# [REQUIRED ACTIONS]
A) Translate this sentence from the trail camera description below into Spanish: "The image sensor further may have a wavelength sensitivity at the IR wavelength."
B) According to the trail camera description below, at approximately what resolution does the monochromatic image sensor provide high-quality imagery?
C) Resume the trail camera description below, picking up after its final sentence.

To provide users of trail cameras with the ability to better view animals within a natural environment, particularly, in low-light (and even no-light) conditions, the principles of the present invention provide for a trail camera that provides better light sensing in low-light conditions than existing trail cameras. In providing the better low-light sensing, the trail camera provides an image sensor that has an operational range that includes visible light (day operations) and near infrared (NIR) (low-light/night operations), which aligns with a light source integrated into the trail camera. The trail camera may use a monochromatic image sensor that is responsive to ambient light conditions and provides a high-contrast, high performance image output. Further yet, such monochromatic image sensor provides high-quality imagery at a lower resolution (approximately 1 Mps v. 8+ Mps), which further enables increased storage of such imagery and/or the transmission of real-time video of a monitored target area via a local or wide-area communication network to a remote user. An infrared light source (operatively aligned with a wavelength sensitivity of the image sensor), such as an array of light emitting diodes (LEDs), may be used to selectively illuminate a monitored target area in low-light or no-light conditions.

One embodiment of a trail camera to transmit image data to a communications network to enable a remote user to monitor a scene in real-time may include a lens configured to capture the scene, an infrared (IR) illumination device configured to illuminate the scene at an IR wavelength, and an image sensor being configured to sense the scene being captured by the lens and to produce image signals representing the scene. The image sensor further may have a wavelength sensitivity at the IR wavelength. The trail camera may further include a processing unit in communication with the image sensor. The processing unit may be configured to receive and process the produced image signals. The trail camera may further include an antenna, configured to communicate with the communications network, and an input/output (I/O) unit, configured to communicate with both the processing unit and the antenna. The I/O unit further is configured to communicate image signals from the processing unit to the communications network proximate to production of such image signals. A housing may be adapted to house the lens, IR illumination device, image sensor, processing unit, and I/O unit.

# [RECORDED INFORMATION]

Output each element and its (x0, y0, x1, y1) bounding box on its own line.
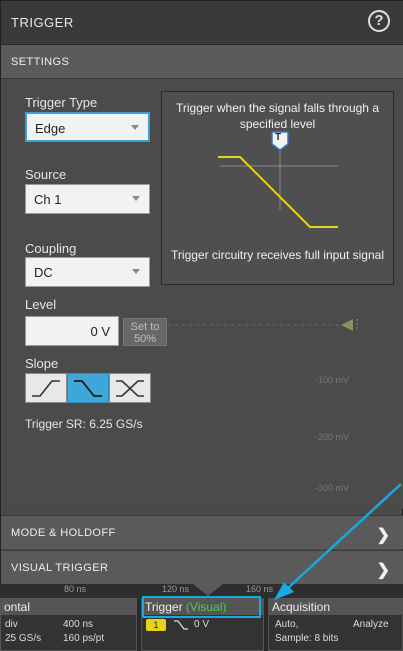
source-select[interactable]: Ch 1 (25, 184, 150, 214)
horizontal-scale-unit: div (5, 619, 18, 630)
trigger-type-select[interactable]: Edge (25, 112, 150, 142)
trigger-info-footnote: Trigger circuitry receives full input si… (171, 248, 384, 262)
chevron-right-icon: ❯ (376, 562, 390, 579)
acquisition-header: Acquisition (269, 599, 402, 615)
trigger-info-box: Trigger when the signal falls through a … (161, 91, 394, 285)
trigger-type-value: Edge (35, 121, 66, 136)
trigger-sample-rate: Trigger SR: 6.25 GS/s (25, 417, 143, 431)
time-tick-label: 120 ns (162, 584, 190, 594)
trigger-marker-icon: T (275, 132, 282, 143)
slope-rising-button[interactable] (25, 373, 67, 403)
horizontal-scale: 400 ns (63, 619, 94, 630)
trigger-level-readout: 0 V (194, 619, 210, 630)
acquisition-sample: Sample: 8 bits (275, 633, 339, 644)
mode-holdoff-section[interactable]: MODE & HOLDOFF ❯ (1, 515, 403, 549)
y-tick-label: -300 mV (315, 483, 350, 493)
trigger-type-label: Trigger Type (25, 95, 98, 110)
chevron-down-icon (131, 125, 139, 130)
visual-trigger-section[interactable]: VISUAL TRIGGER ❯ (1, 550, 403, 584)
panel-title: TRIGGER (11, 15, 74, 30)
source-label: Source (25, 167, 67, 182)
set-to-50-button[interactable]: Set to 50% (123, 318, 167, 346)
slope-label: Slope (25, 356, 59, 371)
horizontal-header: ontal (1, 599, 136, 615)
acquisition-analyze: Analyze (353, 619, 389, 630)
help-icon[interactable]: ? (368, 10, 390, 32)
falling-edge-icon (174, 620, 188, 630)
acquisition-tile[interactable]: Acquisition Auto, Analyze Sample: 8 bits (268, 598, 403, 651)
mode-holdoff-label: MODE & HOLDOFF (11, 527, 116, 539)
coupling-select[interactable]: DC (25, 257, 150, 287)
y-tick-label: -100 mV (315, 375, 350, 385)
coupling-value: DC (34, 265, 53, 280)
level-label: Level (25, 297, 57, 312)
slope-falling-button[interactable] (67, 373, 109, 403)
chevron-down-icon (132, 196, 140, 201)
trigger-panel: TRIGGER ? SETTINGS -100 mV -200 mV -300 … (0, 0, 403, 597)
sample-rate: 25 GS/s (5, 633, 42, 644)
horizontal-tile[interactable]: ontal div 400 ns 25 GS/s 160 ps/pt (0, 598, 137, 651)
record-resolution: 160 ps/pt (63, 633, 105, 644)
slope-either-button[interactable] (109, 373, 151, 403)
channel-badge: 1 (146, 619, 166, 631)
coupling-label: Coupling (25, 241, 77, 256)
settings-section-header[interactable]: SETTINGS (1, 45, 403, 79)
trigger-callout-highlight (142, 596, 261, 618)
level-input[interactable]: 0 V (25, 316, 119, 346)
falling-edge-icon (74, 380, 102, 397)
settings-label: SETTINGS (11, 56, 70, 68)
visual-trigger-label: VISUAL TRIGGER (11, 562, 109, 574)
time-tick-label: 80 ns (64, 584, 87, 594)
panel-titlebar: TRIGGER ? (1, 1, 403, 45)
y-tick-label: -200 mV (315, 432, 350, 442)
time-tick-label: 160 ns (246, 584, 274, 594)
chevron-down-icon (132, 269, 140, 274)
rising-edge-icon (32, 380, 60, 397)
either-edge-icon (116, 380, 144, 397)
chevron-right-icon: ❯ (376, 527, 390, 544)
source-value: Ch 1 (34, 192, 62, 207)
acquisition-mode: Auto, (275, 619, 299, 630)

# [RESULTS]
A) Además, el sensor de imagen puede tener una sensibilidad de longitud de onda en la longitud de onda IR.

B) Approximately 1 Mps, compared with 8+ Mps.

C)
Another embodiment of a trail camera configured to communicate to a communication network to enable a user to monitor a horizontal, first field-of-view encompassing a target area and receive data from an external device located proximate to such target area may include a housing, a lens configured to capture the first field-of-view, an infrared (IR) illumination device configured to selectively illuminate the first field-of-view at an IR wavelength, and an image sensor having a wavelength sensitivity at least at the IR wavelength. The image sensor further may sense the first field-of-view and produce image signals representing the sensed first field-of-view. The trail camera further may include a processor, which receives and processes image signals from the image sensor, and an antenna configured to communicate with the communication network. To facilitate communications, the trail camera further may include an input/output (I/O) unit and a transceiver. The I/O unit may communicate with the processor and the antenna to communicate image signals from the processor to the communications network proximate to production of such image signals. The transceiver may communicate with the I/O unit as well as the external device and is configured to receive data from the external device. The housing is adapted to house the lens, IR illumination device, image sensor, processor, and I/O unit.

One embodiment of an animal trapping system may be viewable and controllable by a remote user using an electronic device. The system may include a trap enclosure configured to deploy to confine animals within a trap area and a controller configured to deploy the trap enclosure in response to a user-issued command. The system may further include a head unit that includes both a camera unit and multiple communications modules. The head unit is configured to produce video signals representative of at least the trap area, communicate with the electronic device via a wide-area communications network, and communicate with said controller via a local wireless network. The head unit further is configured to transmit produced video signals to the electronic device for user-viewing proximate to production of the video signals, receive a user-issued command from the electronic device, and transmit the received user-issued command to the controller to deploy the trap enclosure to confine animals within the viewed trap area as viewed via the electronic device.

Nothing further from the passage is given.